--- START ---

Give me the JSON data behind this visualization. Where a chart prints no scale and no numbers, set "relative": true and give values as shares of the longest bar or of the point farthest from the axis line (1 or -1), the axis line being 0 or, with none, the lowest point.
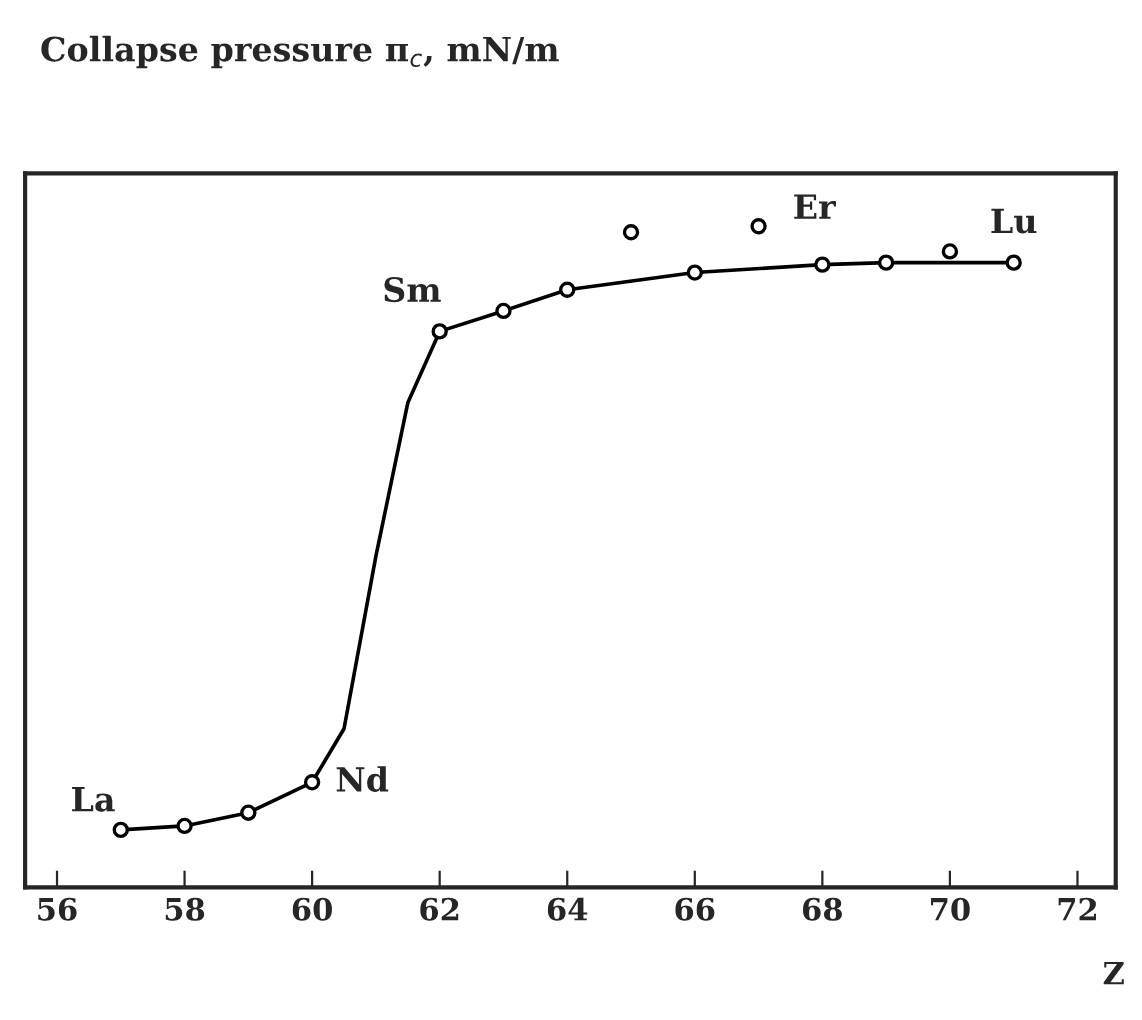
{
  "chart_data": {
    "type": "line",
    "title": "Collapse pressure π$_{c}$, mN/m",
    "xlabel": "Z",
    "relative": true,
    "xlim": [
      55.5,
      72.6
    ],
    "xticks": [
      56,
      58,
      60,
      62,
      64,
      66,
      68,
      70,
      72
    ],
    "grid": false,
    "series": [
      {
        "color": "#000000",
        "marker": "none",
        "x": [
          57,
          58,
          59,
          60,
          60.5,
          61,
          61.5,
          62,
          63,
          64,
          66,
          68,
          69,
          71
        ],
        "values": [
          0.087,
          0.093,
          0.113,
          0.159,
          0.24,
          0.501,
          0.733,
          0.841,
          0.872,
          0.904,
          0.93,
          0.942,
          0.945,
          0.945
        ]
      },
      {
        "type": "scatter",
        "color": "#000000",
        "marker": "circle",
        "x": [
          57,
          58,
          59,
          60,
          62,
          63,
          64,
          65,
          66,
          67,
          68,
          69,
          70,
          71
        ],
        "values": [
          0.087,
          0.093,
          0.113,
          0.159,
          0.841,
          0.872,
          0.904,
          0.991,
          0.93,
          1.0,
          0.942,
          0.945,
          0.962,
          0.945
        ]
      }
    ],
    "annotations": [
      {
        "text": "La",
        "x": 57,
        "y": 0.087
      },
      {
        "text": "Nd",
        "x": 60,
        "y": 0.159
      },
      {
        "text": "Sm",
        "x": 62,
        "y": 0.841
      },
      {
        "text": "Er",
        "x": 67,
        "y": 1.0
      },
      {
        "text": "Lu",
        "x": 71,
        "y": 0.945
      }
    ]
  }
}
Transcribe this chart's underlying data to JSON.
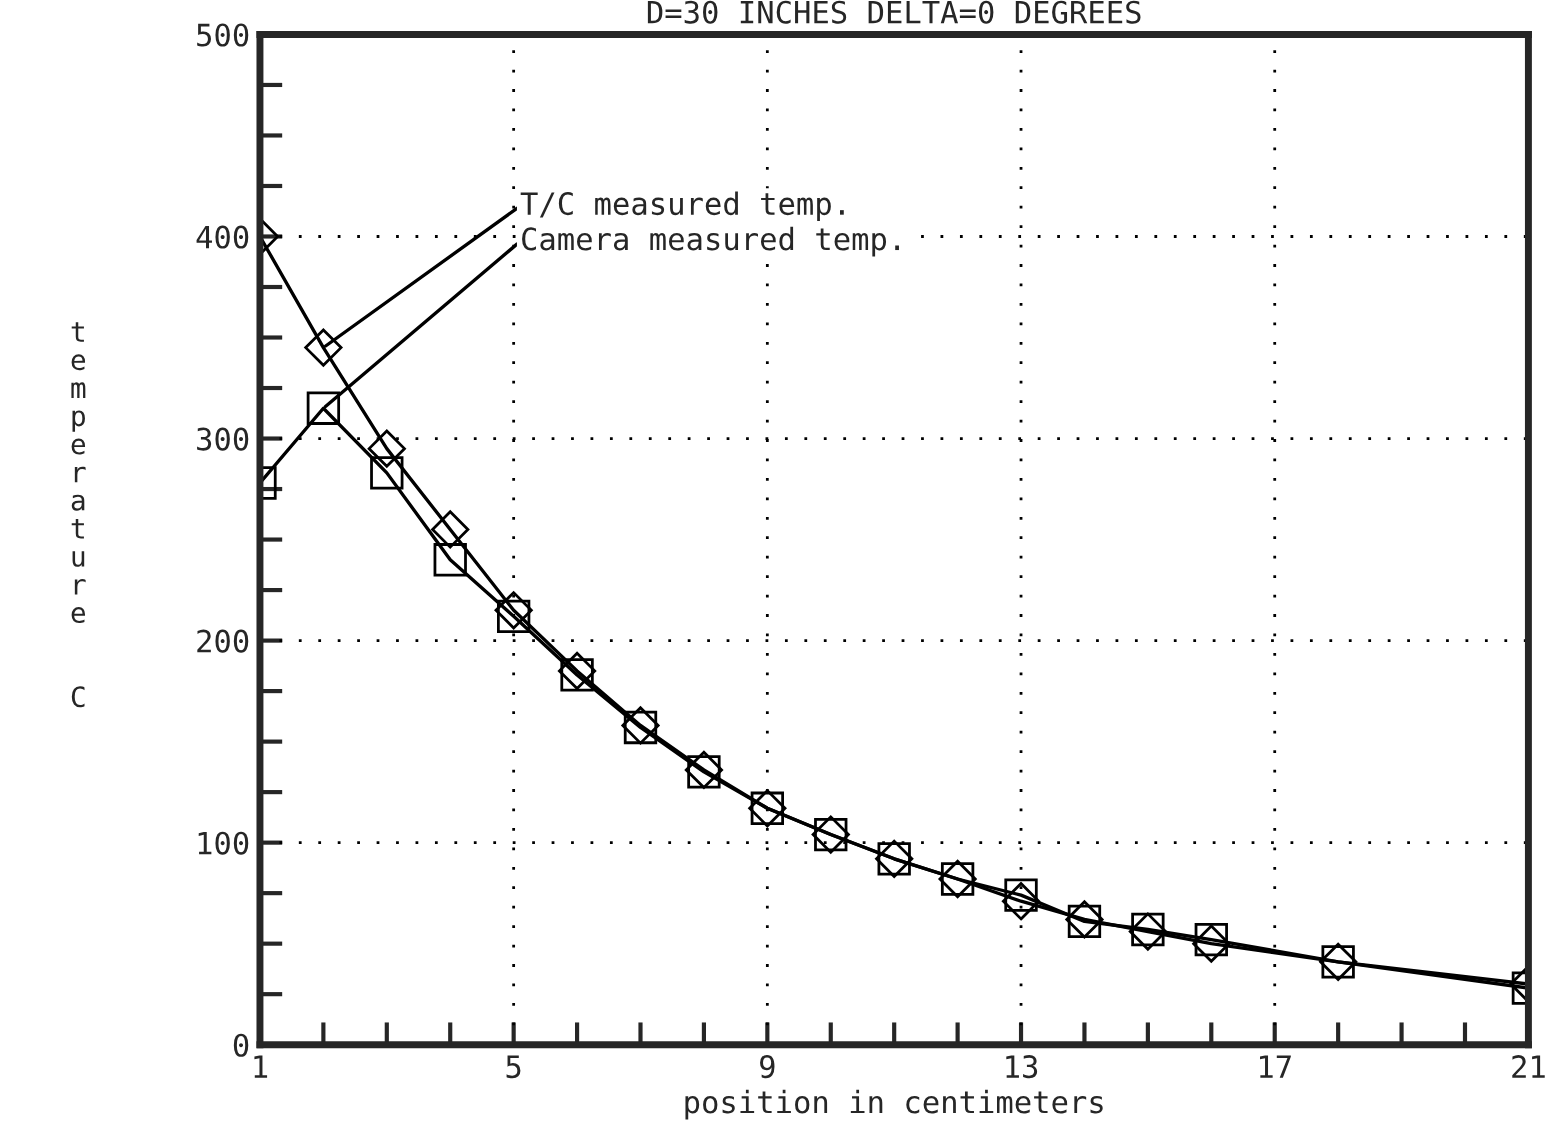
{
  "chart_data": {
    "type": "line",
    "title": "D=30 INCHES DELTA=0 DEGREES",
    "xlabel": "position in centimeters",
    "ylabel": "temperature C",
    "series": [
      {
        "color": "#000000",
        "marker": "diamond",
        "x": [
          1,
          2,
          3,
          4,
          5,
          6,
          7,
          8,
          9,
          10,
          11,
          12,
          13,
          14,
          15,
          16,
          18,
          21
        ],
        "values": [
          400,
          345,
          295,
          255,
          215,
          185,
          158,
          136,
          117,
          104,
          92,
          82,
          71,
          62,
          56,
          50,
          41,
          30
        ]
      },
      {
        "color": "#000000",
        "marker": "square",
        "x": [
          1,
          2,
          3,
          4,
          5,
          6,
          7,
          8,
          9,
          10,
          11,
          12,
          13,
          14,
          15,
          16,
          18,
          21
        ],
        "values": [
          278,
          315,
          283,
          240,
          212,
          183,
          157,
          135,
          117,
          104,
          92,
          82,
          74,
          61,
          57,
          52,
          41,
          28
        ]
      }
    ],
    "annotations": [
      {
        "text": "T/C measured temp.",
        "x": 2,
        "y": 345
      },
      {
        "text": "Camera measured temp.",
        "x": 2,
        "y": 315
      }
    ],
    "xlim": [
      1,
      21
    ],
    "ylim": [
      0,
      500
    ],
    "xticks": [
      1,
      {
        "value": 2,
        "label": null
      },
      {
        "value": 3,
        "label": null
      },
      {
        "value": 4,
        "label": null
      },
      5,
      {
        "value": 6,
        "label": null
      },
      {
        "value": 7,
        "label": null
      },
      {
        "value": 8,
        "label": null
      },
      9,
      {
        "value": 10,
        "label": null
      },
      {
        "value": 11,
        "label": null
      },
      {
        "value": 12,
        "label": null
      },
      13,
      {
        "value": 14,
        "label": null
      },
      {
        "value": 15,
        "label": null
      },
      {
        "value": 16,
        "label": null
      },
      17,
      {
        "value": 18,
        "label": null
      },
      {
        "value": 19,
        "label": null
      },
      {
        "value": 20,
        "label": null
      },
      21
    ],
    "yticks": [
      0,
      {
        "value": 25,
        "label": null
      },
      {
        "value": 50,
        "label": null
      },
      {
        "value": 75,
        "label": null
      },
      100,
      {
        "value": 125,
        "label": null
      },
      {
        "value": 150,
        "label": null
      },
      {
        "value": 175,
        "label": null
      },
      200,
      {
        "value": 225,
        "label": null
      },
      {
        "value": 250,
        "label": null
      },
      {
        "value": 275,
        "label": null
      },
      300,
      {
        "value": 325,
        "label": null
      },
      {
        "value": 350,
        "label": null
      },
      {
        "value": 375,
        "label": null
      },
      400,
      {
        "value": 425,
        "label": null
      },
      {
        "value": 450,
        "label": null
      },
      {
        "value": 475,
        "label": null
      },
      500
    ],
    "grid": true,
    "legend": false,
    "line_style": "solid"
  }
}
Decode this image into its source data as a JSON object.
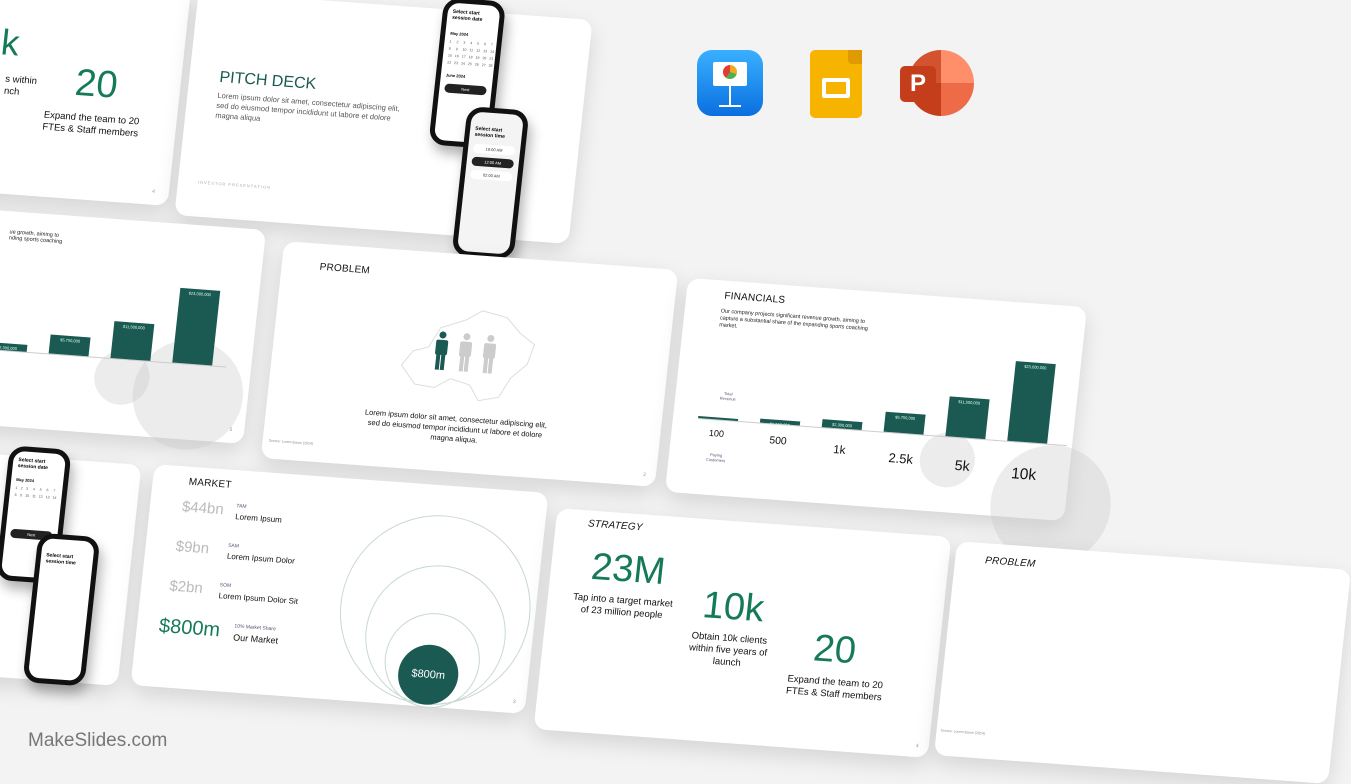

--- END ---

» THE TASK
Leave out the pictures and output the rest of the material exactly as written.

» THE OUTPUT
Give me the JSON data behind this visualization. Where a chart prints no scale and no numbers, set "relative": true and give values as shares of the longest bar or of the point farthest from the axis line (1 or -1), the axis line being 0 or, with none, the lowest point.
{
  "chart_data": {
    "type": "line",
    "title": "Collapse pressure π$_{c}$, mN/m",
    "xlabel": "Z",
    "relative": true,
    "xlim": [
      55.5,
      72.6
    ],
    "xticks": [
      56,
      58,
      60,
      62,
      64,
      66,
      68,
      70,
      72
    ],
    "grid": false,
    "series": [
      {
        "color": "#000000",
        "marker": "none",
        "x": [
          57,
          58,
          59,
          60,
          60.5,
          61,
          61.5,
          62,
          63,
          64,
          66,
          68,
          69,
          71
        ],
        "values": [
          0.087,
          0.093,
          0.113,
          0.159,
          0.24,
          0.501,
          0.733,
          0.841,
          0.872,
          0.904,
          0.93,
          0.942,
          0.945,
          0.945
        ]
      },
      {
        "type": "scatter",
        "color": "#000000",
        "marker": "circle",
        "x": [
          57,
          58,
          59,
          60,
          62,
          63,
          64,
          65,
          66,
          67,
          68,
          69,
          70,
          71
        ],
        "values": [
          0.087,
          0.093,
          0.113,
          0.159,
          0.841,
          0.872,
          0.904,
          0.991,
          0.93,
          1.0,
          0.942,
          0.945,
          0.962,
          0.945
        ]
      }
    ],
    "annotations": [
      {
        "text": "La",
        "x": 57,
        "y": 0.087
      },
      {
        "text": "Nd",
        "x": 60,
        "y": 0.159
      },
      {
        "text": "Sm",
        "x": 62,
        "y": 0.841
      },
      {
        "text": "Er",
        "x": 67,
        "y": 1.0
      },
      {
        "text": "Lu",
        "x": 71,
        "y": 0.945
      }
    ]
  }
}
Transcribe this chart's underlying data to JSON.
{
  "chart_data": {
    "type": "line",
    "title": "D=30 INCHES DELTA=0 DEGREES",
    "xlabel": "position in centimeters",
    "ylabel": "temperature C",
    "series": [
      {
        "color": "#000000",
        "marker": "diamond",
        "x": [
          1,
          2,
          3,
          4,
          5,
          6,
          7,
          8,
          9,
          10,
          11,
          12,
          13,
          14,
          15,
          16,
          18,
          21
        ],
        "values": [
          400,
          345,
          295,
          255,
          215,
          185,
          158,
          136,
          117,
          104,
          92,
          82,
          71,
          62,
          56,
          50,
          41,
          30
        ]
      },
      {
        "color": "#000000",
        "marker": "square",
        "x": [
          1,
          2,
          3,
          4,
          5,
          6,
          7,
          8,
          9,
          10,
          11,
          12,
          13,
          14,
          15,
          16,
          18,
          21
        ],
        "values": [
          278,
          315,
          283,
          240,
          212,
          183,
          157,
          135,
          117,
          104,
          92,
          82,
          74,
          61,
          57,
          52,
          41,
          28
        ]
      }
    ],
    "annotations": [
      {
        "text": "T/C measured temp.",
        "x": 2,
        "y": 345
      },
      {
        "text": "Camera measured temp.",
        "x": 2,
        "y": 315
      }
    ],
    "xlim": [
      1,
      21
    ],
    "ylim": [
      0,
      500
    ],
    "xticks": [
      1,
      {
        "value": 2,
        "label": null
      },
      {
        "value": 3,
        "label": null
      },
      {
        "value": 4,
        "label": null
      },
      5,
      {
        "value": 6,
        "label": null
      },
      {
        "value": 7,
        "label": null
      },
      {
        "value": 8,
        "label": null
      },
      9,
      {
        "value": 10,
        "label": null
      },
      {
        "value": 11,
        "label": null
      },
      {
        "value": 12,
        "label": null
      },
      13,
      {
        "value": 14,
        "label": null
      },
      {
        "value": 15,
        "label": null
      },
      {
        "value": 16,
        "label": null
      },
      17,
      {
        "value": 18,
        "label": null
      },
      {
        "value": 19,
        "label": null
      },
      {
        "value": 20,
        "label": null
      },
      21
    ],
    "yticks": [
      0,
      {
        "value": 25,
        "label": null
      },
      {
        "value": 50,
        "label": null
      },
      {
        "value": 75,
        "label": null
      },
      100,
      {
        "value": 125,
        "label": null
      },
      {
        "value": 150,
        "label": null
      },
      {
        "value": 175,
        "label": null
      },
      200,
      {
        "value": 225,
        "label": null
      },
      {
        "value": 250,
        "label": null
      },
      {
        "value": 275,
        "label": null
      },
      300,
      {
        "value": 325,
        "label": null
      },
      {
        "value": 350,
        "label": null
      },
      {
        "value": 375,
        "label": null
      },
      400,
      {
        "value": 425,
        "label": null
      },
      {
        "value": 450,
        "label": null
      },
      {
        "value": 475,
        "label": null
      },
      500
    ],
    "grid": true,
    "legend": false,
    "line_style": "solid"
  }
}
Decode this image into its source data as a JSON object.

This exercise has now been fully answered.